[Figure collection entries]
────
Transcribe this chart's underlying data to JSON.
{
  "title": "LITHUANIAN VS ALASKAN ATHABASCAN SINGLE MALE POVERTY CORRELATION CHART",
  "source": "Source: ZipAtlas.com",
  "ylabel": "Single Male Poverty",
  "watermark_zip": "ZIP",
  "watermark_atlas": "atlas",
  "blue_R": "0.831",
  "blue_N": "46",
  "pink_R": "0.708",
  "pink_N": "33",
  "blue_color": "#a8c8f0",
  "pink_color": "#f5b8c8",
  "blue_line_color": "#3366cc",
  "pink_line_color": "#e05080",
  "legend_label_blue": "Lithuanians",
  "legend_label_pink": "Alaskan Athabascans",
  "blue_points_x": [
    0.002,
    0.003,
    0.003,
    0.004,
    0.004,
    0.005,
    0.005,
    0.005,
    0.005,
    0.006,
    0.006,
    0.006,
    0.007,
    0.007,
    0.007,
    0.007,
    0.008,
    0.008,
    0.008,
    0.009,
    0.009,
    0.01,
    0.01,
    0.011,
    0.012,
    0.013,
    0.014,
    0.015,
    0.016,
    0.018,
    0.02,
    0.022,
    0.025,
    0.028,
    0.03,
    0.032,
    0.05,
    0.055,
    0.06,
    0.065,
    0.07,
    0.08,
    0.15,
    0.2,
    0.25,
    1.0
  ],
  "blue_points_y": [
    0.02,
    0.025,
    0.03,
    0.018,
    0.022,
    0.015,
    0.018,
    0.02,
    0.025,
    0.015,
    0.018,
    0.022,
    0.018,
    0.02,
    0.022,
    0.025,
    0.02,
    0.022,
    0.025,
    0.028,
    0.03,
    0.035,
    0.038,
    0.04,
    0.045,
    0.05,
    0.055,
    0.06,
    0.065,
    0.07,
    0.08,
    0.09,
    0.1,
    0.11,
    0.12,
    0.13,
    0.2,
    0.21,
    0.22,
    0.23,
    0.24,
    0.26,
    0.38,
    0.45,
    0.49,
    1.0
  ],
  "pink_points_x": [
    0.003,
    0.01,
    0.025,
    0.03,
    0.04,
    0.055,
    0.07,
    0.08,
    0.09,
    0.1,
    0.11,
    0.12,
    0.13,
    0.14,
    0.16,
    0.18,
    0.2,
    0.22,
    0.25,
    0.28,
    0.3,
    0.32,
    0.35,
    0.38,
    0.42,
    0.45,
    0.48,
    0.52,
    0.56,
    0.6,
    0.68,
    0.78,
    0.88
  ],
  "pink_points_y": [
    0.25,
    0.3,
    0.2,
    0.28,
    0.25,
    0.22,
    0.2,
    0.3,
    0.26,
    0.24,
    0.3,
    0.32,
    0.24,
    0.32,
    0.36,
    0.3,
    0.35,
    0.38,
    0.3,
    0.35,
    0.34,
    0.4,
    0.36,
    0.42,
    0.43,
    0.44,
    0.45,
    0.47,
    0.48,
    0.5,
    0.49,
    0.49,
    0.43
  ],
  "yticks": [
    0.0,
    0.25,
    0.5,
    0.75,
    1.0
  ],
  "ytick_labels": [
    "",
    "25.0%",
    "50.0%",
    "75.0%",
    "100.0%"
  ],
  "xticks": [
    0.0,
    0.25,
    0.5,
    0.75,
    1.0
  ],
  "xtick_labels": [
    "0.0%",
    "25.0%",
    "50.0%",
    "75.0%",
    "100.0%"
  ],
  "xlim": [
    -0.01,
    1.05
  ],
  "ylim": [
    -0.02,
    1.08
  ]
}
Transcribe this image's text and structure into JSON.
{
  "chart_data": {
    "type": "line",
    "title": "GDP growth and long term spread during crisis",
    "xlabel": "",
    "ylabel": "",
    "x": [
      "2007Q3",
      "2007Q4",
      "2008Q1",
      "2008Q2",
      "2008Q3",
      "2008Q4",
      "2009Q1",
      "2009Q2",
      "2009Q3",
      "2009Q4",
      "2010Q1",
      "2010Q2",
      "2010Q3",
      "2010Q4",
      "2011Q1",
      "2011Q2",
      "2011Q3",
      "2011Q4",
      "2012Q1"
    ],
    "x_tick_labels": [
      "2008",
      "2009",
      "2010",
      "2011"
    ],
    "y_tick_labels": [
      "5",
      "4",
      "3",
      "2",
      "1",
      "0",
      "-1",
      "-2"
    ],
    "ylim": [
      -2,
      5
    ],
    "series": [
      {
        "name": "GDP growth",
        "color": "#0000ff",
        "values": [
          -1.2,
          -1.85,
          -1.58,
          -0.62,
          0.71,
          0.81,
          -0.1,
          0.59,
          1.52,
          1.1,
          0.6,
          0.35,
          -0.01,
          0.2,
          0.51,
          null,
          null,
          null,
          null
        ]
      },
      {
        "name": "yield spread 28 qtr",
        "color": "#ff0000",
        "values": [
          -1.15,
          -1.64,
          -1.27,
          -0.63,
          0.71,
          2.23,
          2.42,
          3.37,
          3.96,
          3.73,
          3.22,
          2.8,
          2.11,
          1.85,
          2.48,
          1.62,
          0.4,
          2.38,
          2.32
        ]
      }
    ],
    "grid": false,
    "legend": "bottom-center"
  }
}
────
**TASK REQUIREMENTS:** Provide the number of lines in the entries that include "spread", and no other text.

**WRITTEN RESPONSE:** 2